§ Aim
Present every line of the listing below as a numbered list. Leave out blank lines and pictures.
══ Material to process
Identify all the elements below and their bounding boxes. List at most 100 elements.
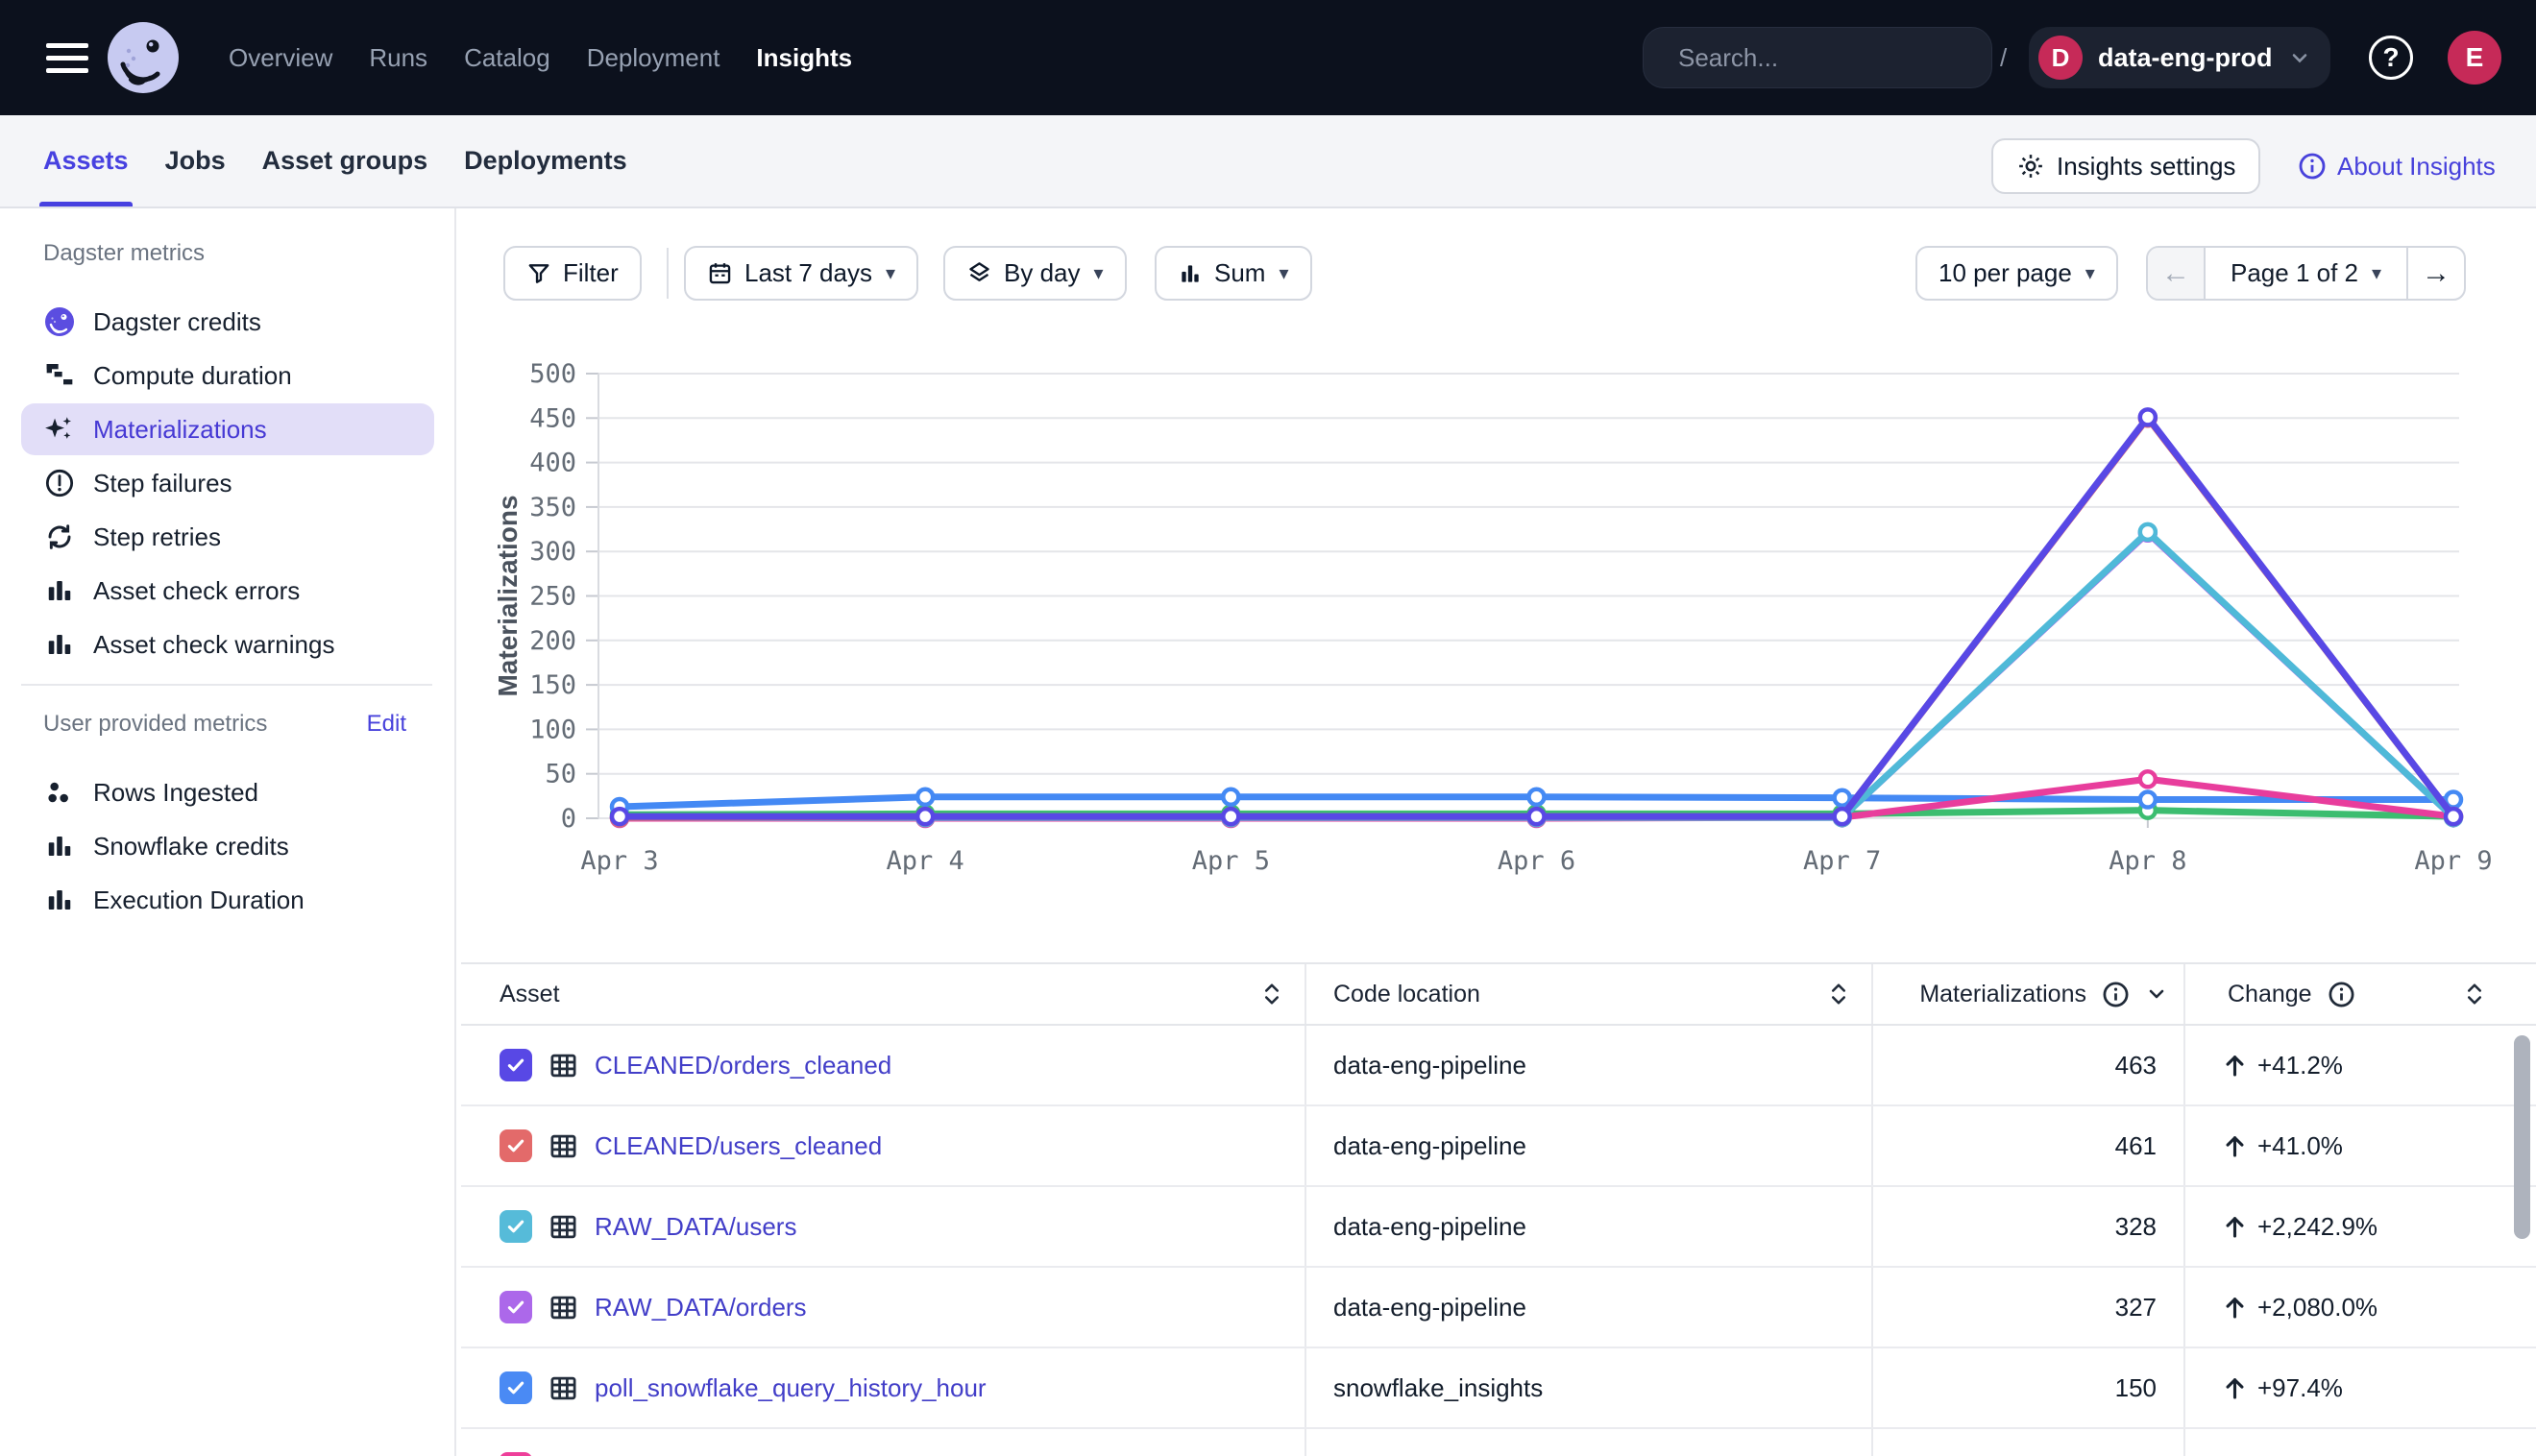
column-header-asset[interactable]: Asset [461, 964, 1306, 1024]
asset-link[interactable]: poll_snowflake_query_history_hour [595, 1372, 987, 1402]
nav-link-runs[interactable]: Runs [369, 42, 428, 72]
insights-settings-button[interactable]: Insights settings [1991, 138, 2261, 194]
column-header-code-location[interactable]: Code location [1306, 964, 1873, 1024]
y-tick-label: 300 [529, 537, 576, 567]
asset-link[interactable]: CLEANED/users_cleaned [595, 1130, 883, 1160]
date-range-label: Last 7 days [744, 258, 872, 287]
nav-link-deployment[interactable]: Deployment [586, 42, 720, 72]
table-asset-icon [549, 1373, 578, 1403]
data-point[interactable] [2137, 522, 2158, 543]
step-retries-icon [43, 521, 76, 553]
group-by-label: By day [1004, 258, 1081, 287]
column-header-change[interactable]: Change [2185, 964, 2536, 1024]
tab-asset-groups[interactable]: Asset groups [261, 146, 428, 175]
global-search[interactable]: / [1643, 27, 2007, 88]
y-tick-label: 100 [529, 715, 576, 744]
sidebar-item-snowflake-credits[interactable]: Snowflake credits [21, 820, 434, 872]
bar-chart-icon [1182, 264, 1199, 282]
previous-page-button[interactable]: ← [2148, 248, 2204, 299]
table-asset-icon [549, 1212, 578, 1242]
row-checkbox[interactable] [500, 1452, 532, 1456]
row-checkbox[interactable] [500, 1049, 532, 1081]
sidebar-item-execution-duration[interactable]: Execution Duration [21, 874, 434, 926]
vertical-scrollbar[interactable] [2514, 1035, 2530, 1239]
page-indicator-dropdown[interactable]: Page 1 of 2 ▾ [2204, 248, 2409, 299]
data-point[interactable] [2443, 806, 2464, 827]
data-point[interactable] [2137, 407, 2158, 427]
data-point[interactable] [1832, 806, 1852, 827]
data-point[interactable] [609, 806, 630, 827]
data-point[interactable] [914, 806, 936, 827]
data-point[interactable] [1526, 806, 1547, 827]
nav-link-catalog[interactable]: Catalog [464, 42, 550, 72]
sidebar-item-label: Asset check warnings [93, 629, 335, 659]
row-checkbox[interactable] [500, 1129, 532, 1162]
dagster-logo-icon[interactable] [108, 22, 179, 93]
sidebar-item-label: Materializations [93, 414, 267, 444]
asset-link[interactable]: CLEANED/orders_cleaned [595, 1050, 892, 1080]
column-header-materializations[interactable]: Materializations [1873, 964, 2185, 1024]
change-cell: +97.4% [2185, 1348, 2536, 1427]
tab-assets[interactable]: Assets [39, 115, 133, 206]
insights-settings-label: Insights settings [2057, 151, 2236, 181]
row-checkbox[interactable] [500, 1371, 532, 1404]
change-value: +2,242.9% [2257, 1211, 2378, 1241]
sidebar-item-rows-ingested[interactable]: Rows Ingested [21, 766, 434, 818]
data-point[interactable] [914, 787, 936, 808]
row-checkbox[interactable] [500, 1291, 532, 1323]
chevron-down-icon [2292, 54, 2306, 63]
sidebar-item-asset-check-errors[interactable]: Asset check errors [21, 565, 434, 617]
page-size-dropdown[interactable]: 10 per page ▾ [1915, 246, 2118, 301]
sidebar-item-materializations[interactable]: Materializations [21, 403, 434, 455]
help-icon[interactable]: ? [2369, 36, 2413, 80]
x-tick-label: Apr 9 [2414, 846, 2492, 876]
materializations-line-chart: 0 50 100 150 200 250 300 350 400 450 500 Apr 3 Apr 4… [493, 359, 2493, 876]
search-input[interactable] [1678, 42, 2000, 73]
change-cell: +2,242.9% [2185, 1187, 2536, 1266]
row-checkbox[interactable] [500, 1210, 532, 1243]
gear-icon [2019, 155, 2042, 178]
nav-link-insights[interactable]: Insights [756, 42, 853, 72]
arrow-up-icon [2222, 1375, 2248, 1401]
bar-chart-icon [43, 574, 76, 607]
section-title-label: Dagster metrics [43, 240, 206, 266]
chart-series-raw-data-users [609, 522, 2464, 828]
group-by-dropdown[interactable]: By day ▾ [943, 246, 1127, 301]
x-tick-label: Apr 3 [580, 846, 658, 876]
tab-deployments[interactable]: Deployments [464, 146, 627, 175]
data-point[interactable] [1221, 806, 1241, 827]
data-point[interactable] [1221, 787, 1241, 808]
next-page-button[interactable]: → [2422, 256, 2451, 289]
sidebar-item-dagster-credits[interactable]: Dagster credits [21, 296, 434, 348]
data-point[interactable] [1832, 788, 1852, 808]
sidebar-item-compute-duration[interactable]: Compute duration [21, 350, 434, 401]
table-asset-icon [549, 1051, 578, 1080]
sort-desc-icon [2145, 983, 2168, 1006]
asset-link[interactable]: RAW_DATA/users [595, 1211, 797, 1241]
asset-link[interactable]: CLEANED/… [595, 1454, 744, 1456]
org-avatar: D [2038, 36, 2083, 80]
section-title-label: User provided metrics [43, 711, 268, 737]
tab-jobs[interactable]: Jobs [164, 146, 226, 175]
sidebar-item-step-retries[interactable]: Step retries [21, 511, 434, 563]
hamburger-menu-icon[interactable] [46, 43, 88, 81]
sidebar-item-step-failures[interactable]: Step failures [21, 457, 434, 509]
data-point[interactable] [2137, 789, 2158, 810]
x-tick-label: Apr 8 [2109, 846, 2186, 876]
nav-link-overview[interactable]: Overview [229, 42, 333, 72]
sidebar-item-asset-check-warnings[interactable]: Asset check warnings [21, 619, 434, 670]
user-avatar[interactable]: E [2448, 31, 2501, 85]
table-header: Asset Code location Materializations Change [461, 962, 2536, 1026]
aggregation-dropdown[interactable]: Sum ▾ [1155, 246, 1312, 301]
about-insights-link[interactable]: About Insights [2298, 138, 2496, 194]
data-point[interactable] [2137, 769, 2158, 789]
organization-switcher[interactable]: D data-eng-prod [2029, 27, 2330, 88]
asset-link[interactable]: RAW_DATA/orders [595, 1292, 807, 1322]
edit-metrics-link[interactable]: Edit [366, 711, 406, 737]
chart-series-cleaned-users-cleaned [609, 408, 2464, 828]
column-label: Code location [1333, 980, 1480, 1007]
data-point[interactable] [1526, 787, 1547, 808]
search-shortcut-hint: / [2000, 42, 2008, 72]
filter-button[interactable]: Filter [503, 246, 642, 301]
date-range-dropdown[interactable]: Last 7 days ▾ [684, 246, 919, 301]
════
§ Task solution
1. Identify all the elements below and their bounding boxes. List at most 100 elements.
2. column-header-asset[interactable]: Asset [461, 964, 1306, 1024]
3. asset-link[interactable]: poll_snowflake_query_history_hour [595, 1372, 987, 1402]
4. nav-link-runs[interactable]: Runs [369, 42, 428, 72]
5. insights-settings-button[interactable]: Insights settings [1991, 138, 2261, 194]
6. column-header-code-location[interactable]: Code location [1306, 964, 1873, 1024]
7. y-tick-label: 300 [529, 537, 576, 567]
8. asset-link[interactable]: CLEANED/users_cleaned [595, 1130, 883, 1160]
9. date-range-label: Last 7 days [744, 258, 872, 287]
10. nav-link-deployment[interactable]: Deployment [586, 42, 720, 72]
11. table-asset-icon [549, 1373, 578, 1403]
12. data-point[interactable] [2137, 522, 2158, 543]
13. step-retries-icon [43, 521, 76, 553]
14. group-by-label: By day [1004, 258, 1081, 287]
15. column-header-change[interactable]: Change [2185, 964, 2536, 1024]
16. tab-asset-groups[interactable]: Asset groups [261, 146, 428, 175]
17. global-search[interactable]: / [1643, 27, 2007, 88]
18. y-tick-label: 100 [529, 715, 576, 744]
19. sidebar-item-snowflake-credits[interactable]: Snowflake credits [21, 820, 434, 872]
20. bar-chart-icon [1182, 264, 1199, 282]
21. previous-page-button[interactable]: ← [2148, 248, 2204, 299]
22. table-asset-icon [549, 1212, 578, 1242]
23. row-checkbox[interactable] [500, 1452, 532, 1456]
24. row-checkbox[interactable] [500, 1049, 532, 1081]
25. sidebar-item-execution-duration[interactable]: Execution Duration [21, 874, 434, 926]
26. vertical-scrollbar[interactable] [2514, 1035, 2530, 1239]
27. page-indicator-dropdown[interactable]: Page 1 of 2 ▾ [2204, 248, 2409, 299]
28. data-point[interactable] [2443, 806, 2464, 827]
29. data-point[interactable] [2137, 407, 2158, 427]
30. data-point[interactable] [1832, 806, 1852, 827]
31. data-point[interactable] [609, 806, 630, 827]
32. data-point[interactable] [914, 806, 936, 827]
33. data-point[interactable] [1526, 806, 1547, 827]
34. nav-link-catalog[interactable]: Catalog [464, 42, 550, 72]
35. sidebar-item-label: Asset check warnings [93, 629, 335, 659]
36. row-checkbox[interactable] [500, 1129, 532, 1162]
37. dagster-logo-icon[interactable] [108, 22, 179, 93]
38. sidebar-item-label: Materializations [93, 414, 267, 444]
39. asset-link[interactable]: CLEANED/orders_cleaned [595, 1050, 892, 1080]
40. column-header-materializations[interactable]: Materializations [1873, 964, 2185, 1024]
41. change-cell: +97.4% [2185, 1348, 2536, 1427]
42. tab-assets[interactable]: Assets [39, 115, 133, 206]
43. insights-settings-label: Insights settings [2057, 151, 2236, 181]
44. row-checkbox[interactable] [500, 1371, 532, 1404]
45. change-value: +2,242.9% [2257, 1211, 2378, 1241]
46. sidebar-item-rows-ingested[interactable]: Rows Ingested [21, 766, 434, 818]
47. data-point[interactable] [914, 787, 936, 808]
48. row-checkbox[interactable] [500, 1291, 532, 1323]
49. chevron-down-icon [2292, 54, 2306, 63]
50. sidebar-item-asset-check-errors[interactable]: Asset check errors [21, 565, 434, 617]
51. page-size-dropdown[interactable]: 10 per page ▾ [1915, 246, 2118, 301]
52. sidebar-item-materializations[interactable]: Materializations [21, 403, 434, 455]
53. help-icon[interactable]: ? [2369, 36, 2413, 80]
54. x-tick-label: Apr 9 [2414, 846, 2492, 876]
55. materializations-line-chart: 0 50 100 150 200 250 300 350 400 450 500 Apr 3 Apr 4… [493, 359, 2493, 876]
56. search-input[interactable] [1678, 42, 2000, 73]
57. change-cell: +2,242.9% [2185, 1187, 2536, 1266]
58. row-checkbox[interactable] [500, 1210, 532, 1243]
59. gear-icon [2019, 155, 2042, 178]
60. nav-link-insights[interactable]: Insights [756, 42, 853, 72]
61. arrow-up-icon [2222, 1375, 2248, 1401]
62. bar-chart-icon [43, 574, 76, 607]
63. section-title-label: Dagster metrics [43, 240, 206, 266]
64. chart-series-raw-data-users [609, 522, 2464, 828]
65. group-by-dropdown[interactable]: By day ▾ [943, 246, 1127, 301]
66. x-tick-label: Apr 3 [580, 846, 658, 876]
67. tab-deployments[interactable]: Deployments [464, 146, 627, 175]
68. data-point[interactable] [1221, 806, 1241, 827]
69. data-point[interactable] [1221, 787, 1241, 808]
70. next-page-button[interactable]: → [2422, 256, 2451, 289]
71. sidebar-item-dagster-credits[interactable]: Dagster credits [21, 296, 434, 348]
72. data-point[interactable] [1832, 788, 1852, 808]
73. sidebar-item-compute-duration[interactable]: Compute duration [21, 350, 434, 401]
74. table-asset-icon [549, 1051, 578, 1080]
75. sort-desc-icon [2145, 983, 2168, 1006]
76. asset-link[interactable]: RAW_DATA/users [595, 1211, 797, 1241]
77. asset-link[interactable]: CLEANED/… [595, 1454, 744, 1456]
78. org-avatar: D [2038, 36, 2083, 80]
79. section-title-label: User provided metrics [43, 711, 268, 737]
80. tab-jobs[interactable]: Jobs [164, 146, 226, 175]
81. sidebar-item-step-retries[interactable]: Step retries [21, 511, 434, 563]
82. hamburger-menu-icon[interactable] [46, 43, 88, 81]
83. sidebar-item-step-failures[interactable]: Step failures [21, 457, 434, 509]
84. data-point[interactable] [2137, 789, 2158, 810]
85. x-tick-label: Apr 8 [2109, 846, 2186, 876]
86. nav-link-overview[interactable]: Overview [229, 42, 333, 72]
87. sidebar-item-asset-check-warnings[interactable]: Asset check warnings [21, 619, 434, 670]
88. user-avatar[interactable]: E [2448, 31, 2501, 85]
89. table-header: Asset Code location Materializations Change [461, 962, 2536, 1026]
90. aggregation-dropdown[interactable]: Sum ▾ [1155, 246, 1312, 301]
91. about-insights-link[interactable]: About Insights [2298, 138, 2496, 194]
92. data-point[interactable] [2137, 769, 2158, 789]
93. organization-switcher[interactable]: D data-eng-prod [2029, 27, 2330, 88]
94. asset-link[interactable]: RAW_DATA/orders [595, 1292, 807, 1322]
95. edit-metrics-link[interactable]: Edit [366, 711, 406, 737]
96. chart-series-cleaned-users-cleaned [609, 408, 2464, 828]
97. column-label: Code location [1333, 980, 1480, 1007]
98. data-point[interactable] [1526, 787, 1547, 808]
99. search-shortcut-hint: / [2000, 42, 2008, 72]
100. filter-button[interactable]: Filter [503, 246, 642, 301]
101. date-range-dropdown[interactable]: Last 7 days ▾ [684, 246, 919, 301]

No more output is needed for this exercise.